Extract, exactly as written, the line that contains "What text is on this page?" and all lines after it through the end of the records. Omit pictures.
***
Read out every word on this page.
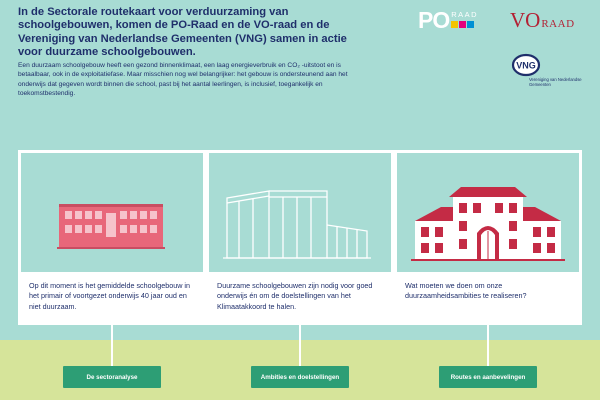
In de Sectorale routekaart voor verduurzaming van schoolgebouwen, komen de PO-Raad en de VO-raad en de Vereniging van Nederlandse Gemeenten (VNG) samen in actie voor duurzame schoolgebouwen.

Een duurzaam schoolgebouw heeft een gezond binnenklimaat, een laag energieverbruik en CO₂ -uitstoot en is betaalbaar, ook in de exploitatiefase. Maar misschien nog wel belangrijker: het gebouw is ondersteunend aan het onderwijs dat gegeven wordt binnen die school, past bij het aantal leerlingen, is inclusief, toegankelijk en toekomstbestendig.

PO RAAD VO RAAD
VNG
Vereniging van Nederlandse Gemeenten

Op dit moment is het gemiddelde schoolgebouw in het primair of voortgezet onderwijs 40 jaar oud en niet duurzaam.

Duurzame schoolgebouwen zijn nodig voor goed onderwijs én om de doelstellingen van het Klimaatakkoord te halen.

Wat moeten we doen om onze duurzaamheidsambities te realiseren?

De sectoranalyse	Ambities en doelstellingen	Routes en aanbevelingen
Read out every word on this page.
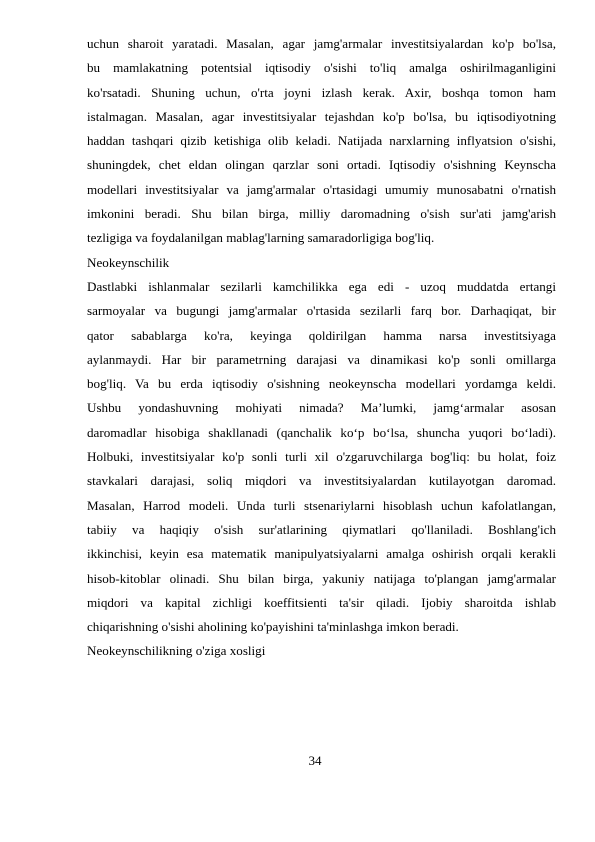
uchun sharoit yaratadi. Masalan, agar jamg'armalar investitsiyalardan ko'p bo'lsa,
bu mamlakatning potentsial iqtisodiy o'sishi to'liq amalga oshirilmaganligini
ko'rsatadi. Shuning uchun, o'rta joyni izlash kerak. Axir, boshqa tomon ham
istalmagan. Masalan, agar investitsiyalar tejashdan ko'p bo'lsa, bu iqtisodiyotning
haddan tashqari qizib ketishiga olib keladi. Natijada narxlarning inflyatsion o'sishi,
shuningdek, chet eldan olingan qarzlar soni ortadi. Iqtisodiy o'sishning Keynscha
modellari investitsiyalar va jamg'armalar o'rtasidagi umumiy munosabatni o'rnatish
imkonini beradi. Shu bilan birga, milliy daromadning o'sish sur'ati jamg'arish
tezligiga va foydalanilgan mablag'larning samaradorligiga bog'liq.
Neokeynschilik
Dastlabki ishlanmalar sezilarli kamchilikka ega edi - uzoq muddatda ertangi
sarmoyalar va bugungi jamg'armalar o'rtasida sezilarli farq bor. Darhaqiqat, bir
qator sabablarga ko'ra, keyinga qoldirilgan hamma narsa investitsiyaga
aylanmaydi. Har bir parametrning darajasi va dinamikasi ko'p sonli omillarga
bog'liq. Va bu erda iqtisodiy o'sishning neokeynscha modellari yordamga keldi.
Ushbu yondashuvning mohiyati nimada? Ma’lumki, jamg‘armalar asosan
daromadlar hisobiga shakllanadi (qanchalik ko‘p bo‘lsa, shuncha yuqori bo‘ladi).
Holbuki, investitsiyalar ko'p sonli turli xil o'zgaruvchilarga bog'liq: bu holat, foiz
stavkalari darajasi, soliq miqdori va investitsiyalardan kutilayotgan daromad.
Masalan, Harrod modeli. Unda turli stsenariylarni hisoblash uchun kafolatlangan,
tabiiy va haqiqiy o'sish sur'atlarining qiymatlari qo'llaniladi. Boshlang'ich
ikkinchisi, keyin esa matematik manipulyatsiyalarni amalga oshirish orqali kerakli
hisob-kitoblar olinadi. Shu bilan birga, yakuniy natijaga to'plangan jamg'armalar
miqdori va kapital zichligi koeffitsienti ta'sir qiladi. Ijobiy sharoitda ishlab
chiqarishning o'sishi aholining ko'payishini ta'minlashga imkon beradi.
Neokeynschilikning o'ziga xosligi
34
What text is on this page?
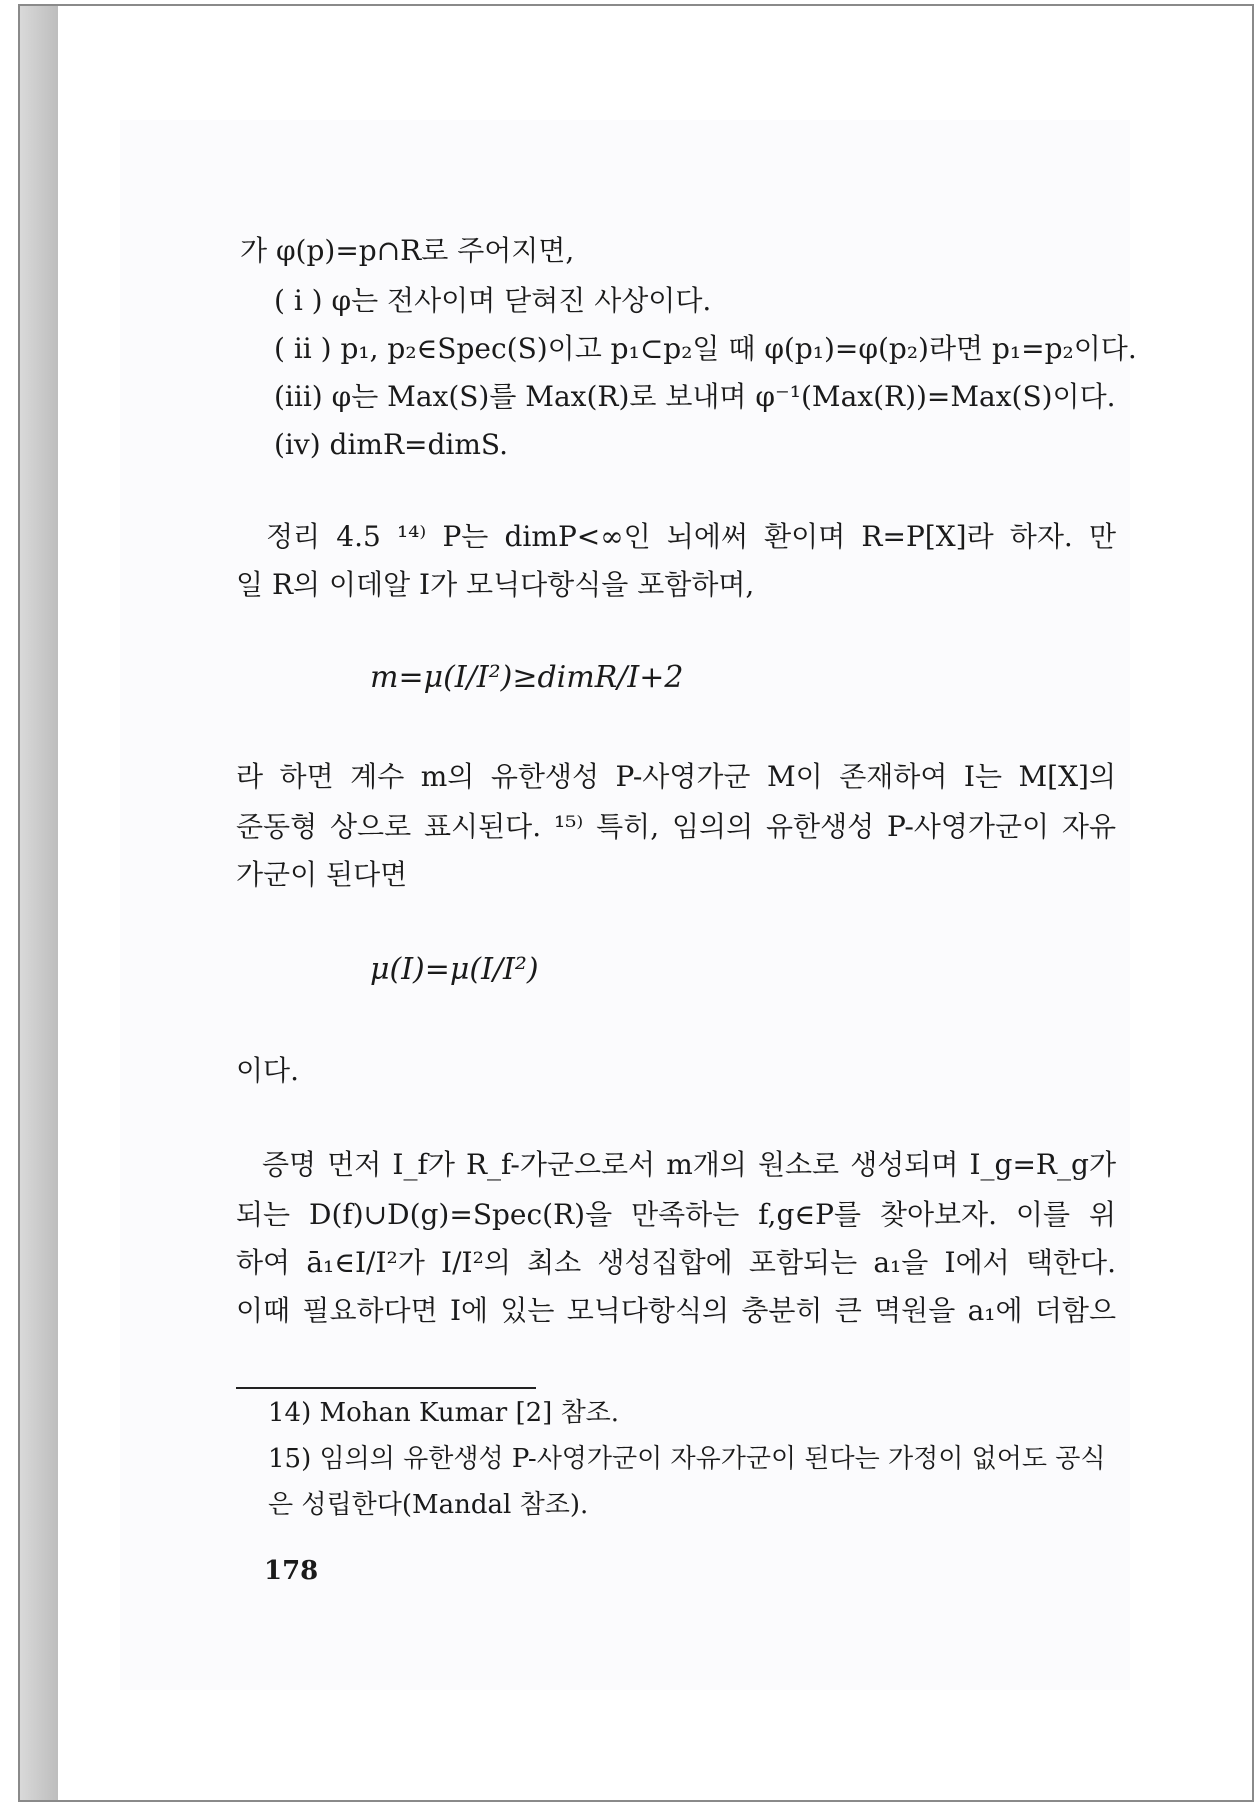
가 φ(p)=p∩R로 주어지면,
( i ) φ는 전사이며 닫혀진 사상이다.
( ii ) p₁, p₂∈Spec(S)이고 p₁⊂p₂일 때 φ(p₁)=φ(p₂)라면 p₁=p₂이다.
(iii) φ는 Max(S)를 Max(R)로 보내며 φ⁻¹(Max(R))=Max(S)이다.
(iv) dimR=dimS.
정리 4.5 ¹⁴⁾ P는 dimP<∞인 뇌에써 환이며 R=P[X]라 하자. 만
일 R의 이데알 I가 모닉다항식을 포함하며,
m=μ(I/I²)≥dimR/I+2
라 하면 계수 m의 유한생성 P-사영가군 M이 존재하여 I는 M[X]의
준동형 상으로 표시된다. ¹⁵⁾ 특히, 임의의 유한생성 P-사영가군이 자유
가군이 된다면
μ(I)=μ(I/I²)
이다.
증명 먼저 I_f가 R_f-가군으로서 m개의 원소로 생성되며 I_g=R_g가
되는 D(f)∪D(g)=Spec(R)을 만족하는 f,g∈P를 찾아보자. 이를 위
하여 ā₁∈I/I²가 I/I²의 최소 생성집합에 포함되는 a₁을 I에서 택한다.
이때 필요하다면 I에 있는 모닉다항식의 충분히 큰 멱원을 a₁에 더함으
14) Mohan Kumar [2] 참조.
15) 임의의 유한생성 P-사영가군이 자유가군이 된다는 가정이 없어도 공식
은 성립한다(Mandal 참조).
178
***
▶ _Answer to the problem_
What text is on this page?
가 φ(p)=p∩R로 주어지면,
( i ) φ는 전사이며 닫혀진 사상이다.
( ii ) p₁, p₂∈Spec(S)이고 p₁⊂p₂일 때 φ(p₁)=φ(p₂)라면 p₁=p₂이다.
(iii) φ는 Max(S)를 Max(R)로 보내며 φ⁻¹(Max(R))=Max(S)이다.
(iv) dimR=dimS.
정리 4.5 ¹⁴⁾ P는 dimP<∞인 뇌에써 환이며 R=P[X]라 하자. 만
일 R의 이데알 I가 모닉다항식을 포함하며,
m=μ(I/I²)≥dimR/I+2
라 하면 계수 m의 유한생성 P-사영가군 M이 존재하여 I는 M[X]의
준동형 상으로 표시된다. ¹⁵⁾ 특히, 임의의 유한생성 P-사영가군이 자유
가군이 된다면
μ(I)=μ(I/I²)
이다.
증명 먼저 I_f가 R_f-가군으로서 m개의 원소로 생성되며 I_g=R_g가
되는 D(f)∪D(g)=Spec(R)을 만족하는 f,g∈P를 찾아보자. 이를 위
하여 ā₁∈I/I²가 I/I²의 최소 생성집합에 포함되는 a₁을 I에서 택한다.
이때 필요하다면 I에 있는 모닉다항식의 충분히 큰 멱원을 a₁에 더함으
14) Mohan Kumar [2] 참조.
15) 임의의 유한생성 P-사영가군이 자유가군이 된다는 가정이 없어도 공식
은 성립한다(Mandal 참조).
178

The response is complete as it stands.